## [WORK ORDER 1]
In the passage on government intervention and liberalism, what does The Economist name as the promise of liberalism?
## [WORK ORDER 2]
Summarize the passage on government intervention and liberalism in two sentences.
## [WORK ORDER 3]
Carry on the passage on government intervention and liberalism, starting after its final sentence.

## [SOURCE PASSAGE]
Start of Block
Most people agree that a pure free-market system is not desirable. Some government intervention is positive, mainly to help those who find themselves in a negative situation for no fault of their own. For example, most western countries provided universal healthcare free at the point of use and paid for through general taxation. It is hard to argue against giving healthcare to people who needed it without the worry of direct costs; however, government involvement can produce a lack of competition, so the system’s quality and efficiency may suffer. 

Liberalism

There is a lot of debate in politics about how much intervention is needed, and the negative consequences of a particular intervention are more significant than the benefits it brings. The promise of liberalism, according to The Economist newspaper that was set up to promote free-market ideas, is the commitment to individual dignity, open markets, limited government and a faith in human progress. However, the criticism of liberalism is that although it has been the most successful political approach in history, the benefits have been distributed unevenly. The uneven distribution and lack of dignity for many groups have led to significant government intervention in all areas of peoples lives, from increased regulation that limits freedom, restrictions on speech and so ideas, and taxation that creates distorted incentives and outcomes. 

Much of this intervention has created positive outcomes, providing the promise of liberalism to a more significant number of people and balancing some of the inequalities created by a somewhat free market. A significant negative consequence, however, is that of moral hazard.
End of Block
## [GIVEN DATA]
Start of Block
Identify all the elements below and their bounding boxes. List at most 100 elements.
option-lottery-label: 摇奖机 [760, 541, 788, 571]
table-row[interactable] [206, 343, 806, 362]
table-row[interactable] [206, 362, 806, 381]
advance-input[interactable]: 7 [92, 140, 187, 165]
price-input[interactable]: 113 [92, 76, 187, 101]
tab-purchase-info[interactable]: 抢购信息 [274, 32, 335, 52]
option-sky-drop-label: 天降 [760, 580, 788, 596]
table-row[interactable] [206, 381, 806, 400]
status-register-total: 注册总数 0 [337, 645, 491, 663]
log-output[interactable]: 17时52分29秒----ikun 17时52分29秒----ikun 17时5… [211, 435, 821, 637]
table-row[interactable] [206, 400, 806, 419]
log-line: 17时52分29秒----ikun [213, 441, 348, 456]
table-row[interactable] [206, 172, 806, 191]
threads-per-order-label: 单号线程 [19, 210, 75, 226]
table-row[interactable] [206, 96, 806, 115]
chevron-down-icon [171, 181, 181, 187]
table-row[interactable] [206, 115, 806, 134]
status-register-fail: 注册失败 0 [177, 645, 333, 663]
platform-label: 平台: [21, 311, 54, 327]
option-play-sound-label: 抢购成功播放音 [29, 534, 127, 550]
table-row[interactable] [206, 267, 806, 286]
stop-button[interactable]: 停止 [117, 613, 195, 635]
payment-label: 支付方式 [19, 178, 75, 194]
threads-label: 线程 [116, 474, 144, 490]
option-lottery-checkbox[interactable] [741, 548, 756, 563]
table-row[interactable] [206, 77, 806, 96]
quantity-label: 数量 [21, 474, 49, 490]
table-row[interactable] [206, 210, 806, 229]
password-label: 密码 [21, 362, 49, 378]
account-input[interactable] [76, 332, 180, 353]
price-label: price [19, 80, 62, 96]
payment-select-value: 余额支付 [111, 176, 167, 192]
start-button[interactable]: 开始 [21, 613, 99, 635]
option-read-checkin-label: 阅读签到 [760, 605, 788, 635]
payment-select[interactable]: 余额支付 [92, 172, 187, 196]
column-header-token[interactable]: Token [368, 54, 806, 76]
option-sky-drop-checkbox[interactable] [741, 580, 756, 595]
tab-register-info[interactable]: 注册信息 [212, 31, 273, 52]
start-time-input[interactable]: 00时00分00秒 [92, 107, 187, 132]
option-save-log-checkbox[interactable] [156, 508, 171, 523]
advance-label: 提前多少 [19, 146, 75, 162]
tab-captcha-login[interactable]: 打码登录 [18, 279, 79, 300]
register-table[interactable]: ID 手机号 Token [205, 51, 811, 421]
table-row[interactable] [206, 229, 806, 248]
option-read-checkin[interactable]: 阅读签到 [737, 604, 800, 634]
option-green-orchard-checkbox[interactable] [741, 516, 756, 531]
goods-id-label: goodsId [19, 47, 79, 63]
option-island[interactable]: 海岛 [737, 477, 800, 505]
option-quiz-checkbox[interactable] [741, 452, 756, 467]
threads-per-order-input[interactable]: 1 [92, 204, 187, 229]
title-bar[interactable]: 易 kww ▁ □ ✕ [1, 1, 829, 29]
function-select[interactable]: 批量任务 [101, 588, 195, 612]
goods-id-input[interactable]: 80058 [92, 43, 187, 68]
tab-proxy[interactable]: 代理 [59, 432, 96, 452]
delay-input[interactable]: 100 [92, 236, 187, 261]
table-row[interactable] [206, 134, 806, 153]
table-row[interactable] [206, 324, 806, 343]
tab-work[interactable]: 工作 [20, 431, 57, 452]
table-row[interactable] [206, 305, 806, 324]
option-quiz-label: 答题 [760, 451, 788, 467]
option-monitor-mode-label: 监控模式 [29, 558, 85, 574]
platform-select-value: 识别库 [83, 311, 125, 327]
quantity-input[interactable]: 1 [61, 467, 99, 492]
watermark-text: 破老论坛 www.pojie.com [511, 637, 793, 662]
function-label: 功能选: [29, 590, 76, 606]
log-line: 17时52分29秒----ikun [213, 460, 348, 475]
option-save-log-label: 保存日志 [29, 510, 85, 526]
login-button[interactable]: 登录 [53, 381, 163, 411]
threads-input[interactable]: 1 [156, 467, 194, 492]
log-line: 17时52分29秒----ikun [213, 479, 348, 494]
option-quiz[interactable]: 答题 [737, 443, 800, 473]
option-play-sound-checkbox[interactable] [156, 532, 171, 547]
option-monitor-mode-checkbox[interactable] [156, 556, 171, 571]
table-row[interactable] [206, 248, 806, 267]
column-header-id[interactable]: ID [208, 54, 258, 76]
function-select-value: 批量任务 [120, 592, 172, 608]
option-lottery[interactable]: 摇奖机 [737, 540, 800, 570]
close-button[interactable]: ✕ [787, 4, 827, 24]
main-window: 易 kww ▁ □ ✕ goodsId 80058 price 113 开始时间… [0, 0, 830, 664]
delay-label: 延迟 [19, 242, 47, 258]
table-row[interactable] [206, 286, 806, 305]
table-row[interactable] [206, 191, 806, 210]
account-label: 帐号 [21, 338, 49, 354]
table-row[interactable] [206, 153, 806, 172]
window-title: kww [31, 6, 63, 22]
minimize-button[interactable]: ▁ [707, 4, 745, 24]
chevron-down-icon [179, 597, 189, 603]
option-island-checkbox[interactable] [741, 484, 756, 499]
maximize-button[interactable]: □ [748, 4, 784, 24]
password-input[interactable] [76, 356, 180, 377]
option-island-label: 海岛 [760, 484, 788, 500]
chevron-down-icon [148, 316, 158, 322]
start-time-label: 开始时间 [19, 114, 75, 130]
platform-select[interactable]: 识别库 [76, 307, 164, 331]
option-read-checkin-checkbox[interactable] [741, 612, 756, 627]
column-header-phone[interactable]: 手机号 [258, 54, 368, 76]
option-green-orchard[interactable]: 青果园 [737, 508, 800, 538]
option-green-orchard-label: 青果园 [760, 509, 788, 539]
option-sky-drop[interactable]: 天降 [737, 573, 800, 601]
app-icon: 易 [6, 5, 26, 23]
End of Block
## [FINAL ANSWER 1]
The promise of liberalism is a commitment to individual dignity, open markets, limited government and a faith in human progress.

## [FINAL ANSWER 2]
Some government intervention, such as universal healthcare paid for through general taxation, helps people in hardship that is not their fault, though it can reduce competition and harm quality and efficiency. Liberalism has been highly successful but has distributed its benefits unevenly, which has led to extensive intervention that has widened its benefits but carries the significant drawback of moral hazard.

## [FINAL ANSWER 3]
Moral Hazard: In economics, moral hazard occurs when an entity has an incentive to increase its exposure to risk because it does not bear the full costs of that risk.

Wikipedia

An oversimplified description of Moral hazard is enjoying the positive consequences of your actions while passing the adverse effects on others. This increased risk-taking level is not always deliberate, but the presence of insurance can lead to a flawed calculation of risks involved. It may also occur when the entity taking the risk understands the situation more than the entity paying the cost of the consequences or evaluating the risks being taken.

To use our previous example, some critics of universal healthcare argue that the state’s health insurance may encourage some people to be less concerned with their health and make poor decisions around diet, smoking, and excessive alcohol consumption. The same people make arguments about longterm welfare benefits making returning to work less attractive or financially rewarding, leading to a loss of purpose and dignity. Moral hazard can be seen in the workplace where people are rewarded through bonuses for successes but have no direct consequences for losses, leading to excessive risk-taking. At the national level, as we saw in the banking crisis in 2008, some financial companies take on very high levels of risk, profiting when it goes right and relying on government bailouts when it goes wrong.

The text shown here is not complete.